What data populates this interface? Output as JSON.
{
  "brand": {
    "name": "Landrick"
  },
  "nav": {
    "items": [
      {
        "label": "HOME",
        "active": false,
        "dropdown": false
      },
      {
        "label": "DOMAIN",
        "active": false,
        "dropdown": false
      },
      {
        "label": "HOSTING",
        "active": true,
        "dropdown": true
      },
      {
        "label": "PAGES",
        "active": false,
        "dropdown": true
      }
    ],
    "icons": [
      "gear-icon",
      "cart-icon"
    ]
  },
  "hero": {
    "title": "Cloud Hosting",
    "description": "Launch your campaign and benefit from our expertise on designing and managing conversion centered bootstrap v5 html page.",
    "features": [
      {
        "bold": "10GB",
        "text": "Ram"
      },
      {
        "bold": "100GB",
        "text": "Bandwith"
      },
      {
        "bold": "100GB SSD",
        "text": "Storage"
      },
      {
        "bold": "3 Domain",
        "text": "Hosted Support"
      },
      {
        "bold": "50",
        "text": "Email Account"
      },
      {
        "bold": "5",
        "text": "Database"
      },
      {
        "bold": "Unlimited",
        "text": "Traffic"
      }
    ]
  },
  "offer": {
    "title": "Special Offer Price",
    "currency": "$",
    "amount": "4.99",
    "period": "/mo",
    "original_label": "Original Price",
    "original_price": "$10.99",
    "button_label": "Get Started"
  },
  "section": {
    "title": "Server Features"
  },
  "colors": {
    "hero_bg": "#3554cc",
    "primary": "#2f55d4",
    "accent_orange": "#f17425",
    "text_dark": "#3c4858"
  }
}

» **Written problem**
Set down all of the entries exactly, please.

» **Written solution**
What data populates this interface? Output as JSON.
{
  "brand": {
    "name": "Landrick"
  },
  "nav": {
    "items": [
      {
        "label": "HOME",
        "active": false,
        "dropdown": false
      },
      {
        "label": "DOMAIN",
        "active": false,
        "dropdown": false
      },
      {
        "label": "HOSTING",
        "active": true,
        "dropdown": true
      },
      {
        "label": "PAGES",
        "active": false,
        "dropdown": true
      }
    ],
    "icons": [
      "gear-icon",
      "cart-icon"
    ]
  },
  "hero": {
    "title": "Cloud Hosting",
    "description": "Launch your campaign and benefit from our expertise on designing and managing conversion centered bootstrap v5 html page.",
    "features": [
      {
        "bold": "10GB",
        "text": "Ram"
      },
      {
        "bold": "100GB",
        "text": "Bandwith"
      },
      {
        "bold": "100GB SSD",
        "text": "Storage"
      },
      {
        "bold": "3 Domain",
        "text": "Hosted Support"
      },
      {
        "bold": "50",
        "text": "Email Account"
      },
      {
        "bold": "5",
        "text": "Database"
      },
      {
        "bold": "Unlimited",
        "text": "Traffic"
      }
    ]
  },
  "offer": {
    "title": "Special Offer Price",
    "currency": "$",
    "amount": "4.99",
    "period": "/mo",
    "original_label": "Original Price",
    "original_price": "$10.99",
    "button_label": "Get Started"
  },
  "section": {
    "title": "Server Features"
  },
  "colors": {
    "hero_bg": "#3554cc",
    "primary": "#2f55d4",
    "accent_orange": "#f17425",
    "text_dark": "#3c4858"
  }
}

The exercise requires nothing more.